Data entries ->
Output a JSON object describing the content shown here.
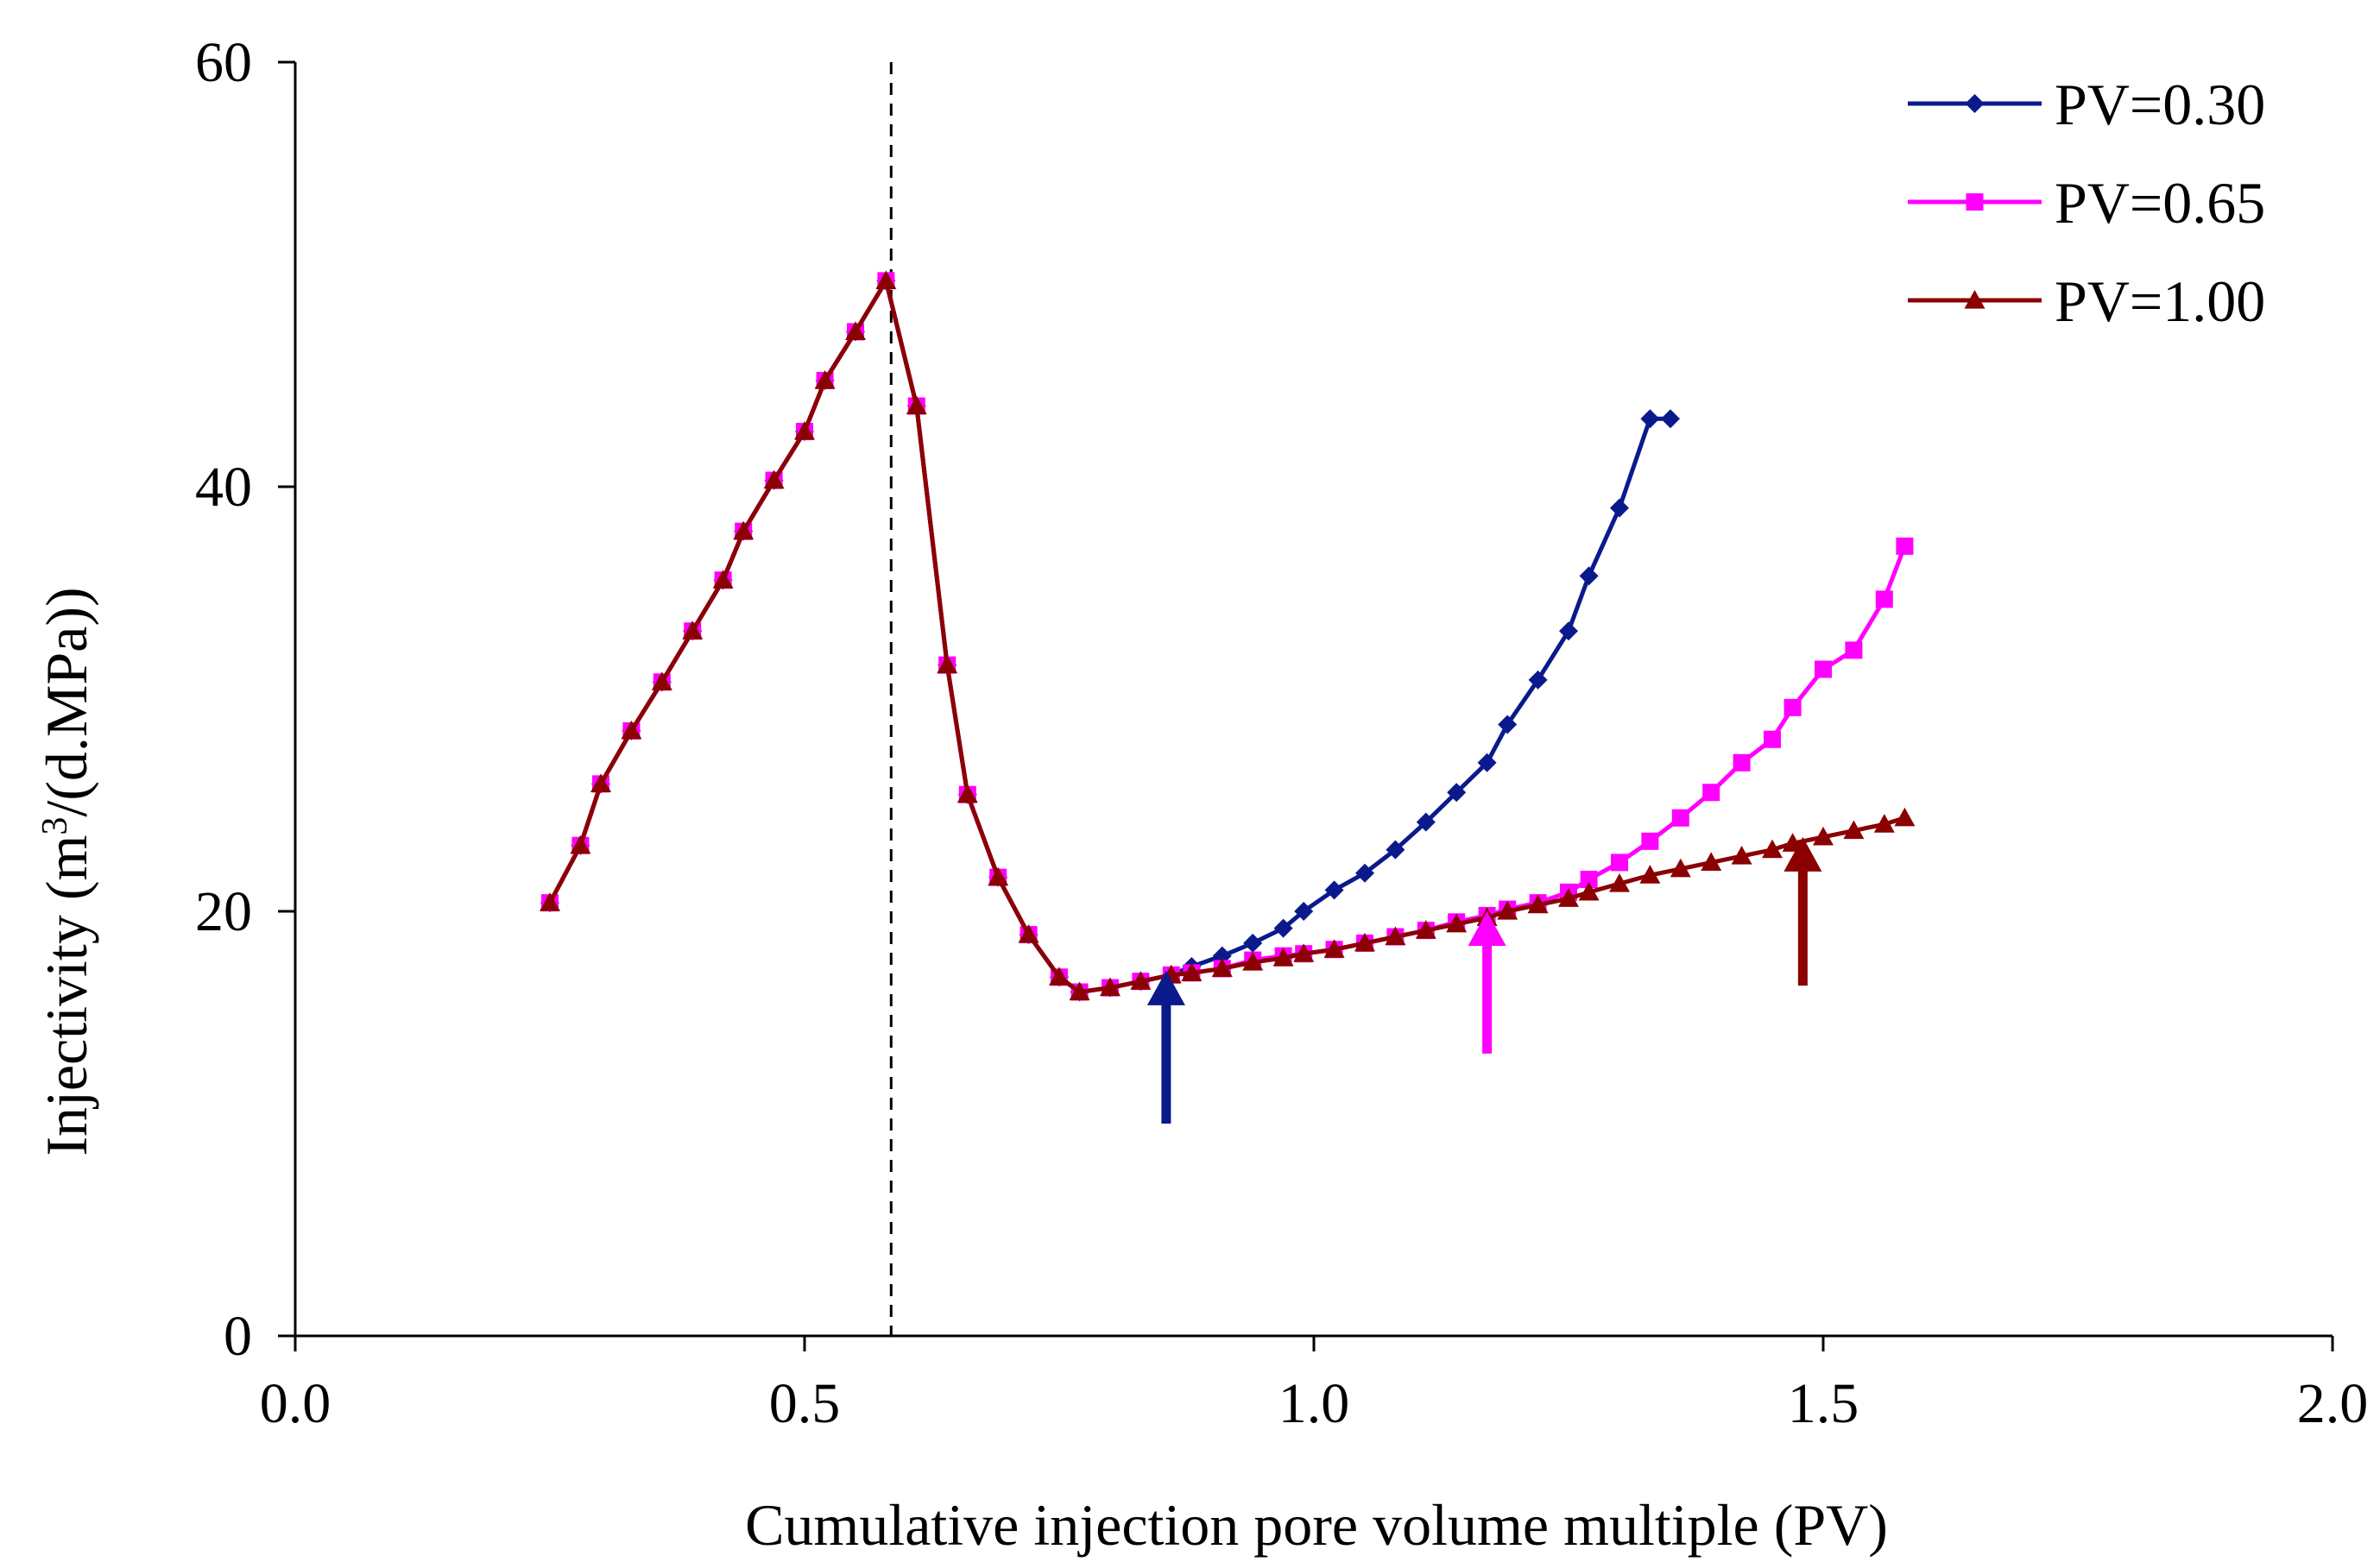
{
  "chart_data": {
    "type": "line",
    "xlabel": "Cumulative injection pore volume multiple (PV)",
    "ylabel_main": "Injectivity (m",
    "ylabel_sup": "3",
    "ylabel_tail": "/(d.MPa))",
    "xlim": [
      0.0,
      2.0
    ],
    "ylim": [
      0,
      60
    ],
    "xticks": [
      0.0,
      0.5,
      1.0,
      1.5,
      2.0
    ],
    "xtick_labels": [
      "0.0",
      "0.5",
      "1.0",
      "1.5",
      "2.0"
    ],
    "yticks": [
      0,
      20,
      40,
      60
    ],
    "ytick_labels": [
      "0",
      "20",
      "40",
      "60"
    ],
    "grid": false,
    "legend_position": "top-right",
    "reference_line_x": 0.585,
    "series": [
      {
        "name": "PV=0.30",
        "color": "#0a1a8c",
        "marker": "diamond",
        "x": [
          0.25,
          0.28,
          0.3,
          0.33,
          0.36,
          0.39,
          0.42,
          0.44,
          0.47,
          0.5,
          0.52,
          0.55,
          0.58,
          0.61,
          0.64,
          0.66,
          0.69,
          0.72,
          0.75,
          0.77,
          0.8,
          0.83,
          0.86,
          0.88,
          0.91,
          0.94,
          0.97,
          0.99,
          1.02,
          1.05,
          1.08,
          1.11,
          1.14,
          1.17,
          1.19,
          1.22,
          1.25,
          1.27,
          1.3,
          1.33,
          1.35
        ],
        "y": [
          20.4,
          23.1,
          26.0,
          28.5,
          30.8,
          33.2,
          35.6,
          37.9,
          40.3,
          42.6,
          45.0,
          47.3,
          49.7,
          43.8,
          31.6,
          25.5,
          21.6,
          18.9,
          16.9,
          16.2,
          16.4,
          16.7,
          17.0,
          17.4,
          17.9,
          18.5,
          19.2,
          20.0,
          21.0,
          21.8,
          22.9,
          24.2,
          25.6,
          27.0,
          28.8,
          30.9,
          33.2,
          35.8,
          39.0,
          43.2,
          43.2
        ]
      },
      {
        "name": "PV=0.65",
        "color": "#ff00ff",
        "marker": "square",
        "x": [
          0.25,
          0.28,
          0.3,
          0.33,
          0.36,
          0.39,
          0.42,
          0.44,
          0.47,
          0.5,
          0.52,
          0.55,
          0.58,
          0.61,
          0.64,
          0.66,
          0.69,
          0.72,
          0.75,
          0.77,
          0.8,
          0.83,
          0.86,
          0.88,
          0.91,
          0.94,
          0.97,
          0.99,
          1.02,
          1.05,
          1.08,
          1.11,
          1.14,
          1.17,
          1.19,
          1.22,
          1.25,
          1.27,
          1.3,
          1.33,
          1.36,
          1.39,
          1.42,
          1.45,
          1.47,
          1.5,
          1.53,
          1.56,
          1.58
        ],
        "y": [
          20.4,
          23.1,
          26.0,
          28.5,
          30.8,
          33.2,
          35.6,
          37.9,
          40.3,
          42.6,
          45.0,
          47.3,
          49.7,
          43.8,
          31.6,
          25.5,
          21.6,
          18.9,
          16.9,
          16.2,
          16.4,
          16.7,
          17.0,
          17.1,
          17.3,
          17.7,
          17.9,
          18.0,
          18.2,
          18.5,
          18.8,
          19.1,
          19.5,
          19.8,
          20.1,
          20.4,
          20.9,
          21.5,
          22.3,
          23.3,
          24.4,
          25.6,
          27.0,
          28.1,
          29.6,
          31.4,
          32.3,
          34.7,
          37.2
        ]
      },
      {
        "name": "PV=1.00",
        "color": "#8b0000",
        "marker": "triangle",
        "x": [
          0.25,
          0.28,
          0.3,
          0.33,
          0.36,
          0.39,
          0.42,
          0.44,
          0.47,
          0.5,
          0.52,
          0.55,
          0.58,
          0.61,
          0.64,
          0.66,
          0.69,
          0.72,
          0.75,
          0.77,
          0.8,
          0.83,
          0.86,
          0.88,
          0.91,
          0.94,
          0.97,
          0.99,
          1.02,
          1.05,
          1.08,
          1.11,
          1.14,
          1.17,
          1.19,
          1.22,
          1.25,
          1.27,
          1.3,
          1.33,
          1.36,
          1.39,
          1.42,
          1.45,
          1.47,
          1.5,
          1.53,
          1.56,
          1.58
        ],
        "y": [
          20.4,
          23.1,
          26.0,
          28.5,
          30.8,
          33.2,
          35.6,
          37.9,
          40.3,
          42.6,
          45.0,
          47.3,
          49.7,
          43.8,
          31.6,
          25.5,
          21.6,
          18.9,
          16.9,
          16.2,
          16.4,
          16.7,
          17.0,
          17.1,
          17.3,
          17.6,
          17.8,
          18.0,
          18.2,
          18.5,
          18.8,
          19.1,
          19.4,
          19.7,
          20.0,
          20.3,
          20.6,
          20.9,
          21.3,
          21.7,
          22.0,
          22.3,
          22.6,
          22.9,
          23.2,
          23.5,
          23.8,
          24.1,
          24.4
        ]
      }
    ],
    "arrows": [
      {
        "color": "#0a1a8c",
        "x": 0.855,
        "y_from": 10.0,
        "y_to": 17.2
      },
      {
        "color": "#ff00ff",
        "x": 1.17,
        "y_from": 13.3,
        "y_to": 20.0
      },
      {
        "color": "#8b0000",
        "x": 1.48,
        "y_from": 16.5,
        "y_to": 23.5
      }
    ]
  }
}
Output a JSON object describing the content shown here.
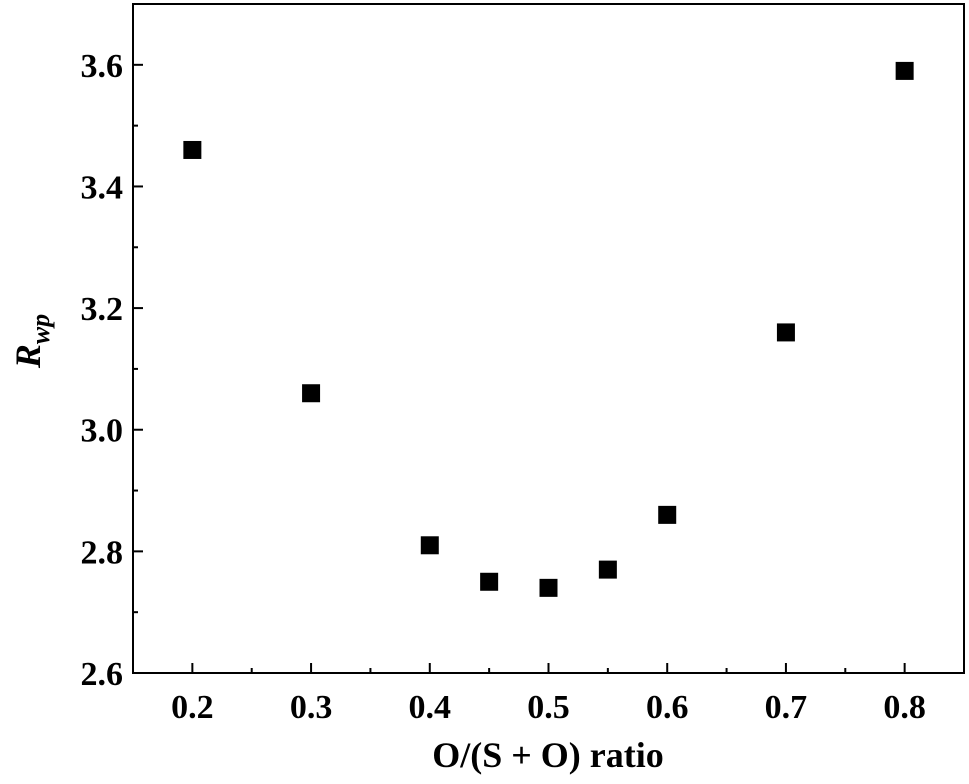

Problem statement ->
Make an exact copy of the records shown above, without the pictures.

Answer for this exercise ->
Output a JSON object describing the content shown here.
{
  "chart_data": {
    "type": "line",
    "xlabel": "Cumulative injection pore volume multiple (PV)",
    "ylabel_main": "Injectivity (m",
    "ylabel_sup": "3",
    "ylabel_tail": "/(d.MPa))",
    "xlim": [
      0.0,
      2.0
    ],
    "ylim": [
      0,
      60
    ],
    "xticks": [
      0.0,
      0.5,
      1.0,
      1.5,
      2.0
    ],
    "xtick_labels": [
      "0.0",
      "0.5",
      "1.0",
      "1.5",
      "2.0"
    ],
    "yticks": [
      0,
      20,
      40,
      60
    ],
    "ytick_labels": [
      "0",
      "20",
      "40",
      "60"
    ],
    "grid": false,
    "legend_position": "top-right",
    "reference_line_x": 0.585,
    "series": [
      {
        "name": "PV=0.30",
        "color": "#0a1a8c",
        "marker": "diamond",
        "x": [
          0.25,
          0.28,
          0.3,
          0.33,
          0.36,
          0.39,
          0.42,
          0.44,
          0.47,
          0.5,
          0.52,
          0.55,
          0.58,
          0.61,
          0.64,
          0.66,
          0.69,
          0.72,
          0.75,
          0.77,
          0.8,
          0.83,
          0.86,
          0.88,
          0.91,
          0.94,
          0.97,
          0.99,
          1.02,
          1.05,
          1.08,
          1.11,
          1.14,
          1.17,
          1.19,
          1.22,
          1.25,
          1.27,
          1.3,
          1.33,
          1.35
        ],
        "y": [
          20.4,
          23.1,
          26.0,
          28.5,
          30.8,
          33.2,
          35.6,
          37.9,
          40.3,
          42.6,
          45.0,
          47.3,
          49.7,
          43.8,
          31.6,
          25.5,
          21.6,
          18.9,
          16.9,
          16.2,
          16.4,
          16.7,
          17.0,
          17.4,
          17.9,
          18.5,
          19.2,
          20.0,
          21.0,
          21.8,
          22.9,
          24.2,
          25.6,
          27.0,
          28.8,
          30.9,
          33.2,
          35.8,
          39.0,
          43.2,
          43.2
        ]
      },
      {
        "name": "PV=0.65",
        "color": "#ff00ff",
        "marker": "square",
        "x": [
          0.25,
          0.28,
          0.3,
          0.33,
          0.36,
          0.39,
          0.42,
          0.44,
          0.47,
          0.5,
          0.52,
          0.55,
          0.58,
          0.61,
          0.64,
          0.66,
          0.69,
          0.72,
          0.75,
          0.77,
          0.8,
          0.83,
          0.86,
          0.88,
          0.91,
          0.94,
          0.97,
          0.99,
          1.02,
          1.05,
          1.08,
          1.11,
          1.14,
          1.17,
          1.19,
          1.22,
          1.25,
          1.27,
          1.3,
          1.33,
          1.36,
          1.39,
          1.42,
          1.45,
          1.47,
          1.5,
          1.53,
          1.56,
          1.58
        ],
        "y": [
          20.4,
          23.1,
          26.0,
          28.5,
          30.8,
          33.2,
          35.6,
          37.9,
          40.3,
          42.6,
          45.0,
          47.3,
          49.7,
          43.8,
          31.6,
          25.5,
          21.6,
          18.9,
          16.9,
          16.2,
          16.4,
          16.7,
          17.0,
          17.1,
          17.3,
          17.7,
          17.9,
          18.0,
          18.2,
          18.5,
          18.8,
          19.1,
          19.5,
          19.8,
          20.1,
          20.4,
          20.9,
          21.5,
          22.3,
          23.3,
          24.4,
          25.6,
          27.0,
          28.1,
          29.6,
          31.4,
          32.3,
          34.7,
          37.2
        ]
      },
      {
        "name": "PV=1.00",
        "color": "#8b0000",
        "marker": "triangle",
        "x": [
          0.25,
          0.28,
          0.3,
          0.33,
          0.36,
          0.39,
          0.42,
          0.44,
          0.47,
          0.5,
          0.52,
          0.55,
          0.58,
          0.61,
          0.64,
          0.66,
          0.69,
          0.72,
          0.75,
          0.77,
          0.8,
          0.83,
          0.86,
          0.88,
          0.91,
          0.94,
          0.97,
          0.99,
          1.02,
          1.05,
          1.08,
          1.11,
          1.14,
          1.17,
          1.19,
          1.22,
          1.25,
          1.27,
          1.3,
          1.33,
          1.36,
          1.39,
          1.42,
          1.45,
          1.47,
          1.5,
          1.53,
          1.56,
          1.58
        ],
        "y": [
          20.4,
          23.1,
          26.0,
          28.5,
          30.8,
          33.2,
          35.6,
          37.9,
          40.3,
          42.6,
          45.0,
          47.3,
          49.7,
          43.8,
          31.6,
          25.5,
          21.6,
          18.9,
          16.9,
          16.2,
          16.4,
          16.7,
          17.0,
          17.1,
          17.3,
          17.6,
          17.8,
          18.0,
          18.2,
          18.5,
          18.8,
          19.1,
          19.4,
          19.7,
          20.0,
          20.3,
          20.6,
          20.9,
          21.3,
          21.7,
          22.0,
          22.3,
          22.6,
          22.9,
          23.2,
          23.5,
          23.8,
          24.1,
          24.4
        ]
      }
    ],
    "arrows": [
      {
        "color": "#0a1a8c",
        "x": 0.855,
        "y_from": 10.0,
        "y_to": 17.2
      },
      {
        "color": "#ff00ff",
        "x": 1.17,
        "y_from": 13.3,
        "y_to": 20.0
      },
      {
        "color": "#8b0000",
        "x": 1.48,
        "y_from": 16.5,
        "y_to": 23.5
      }
    ]
  }
}
Output a JSON object describing the content shown here.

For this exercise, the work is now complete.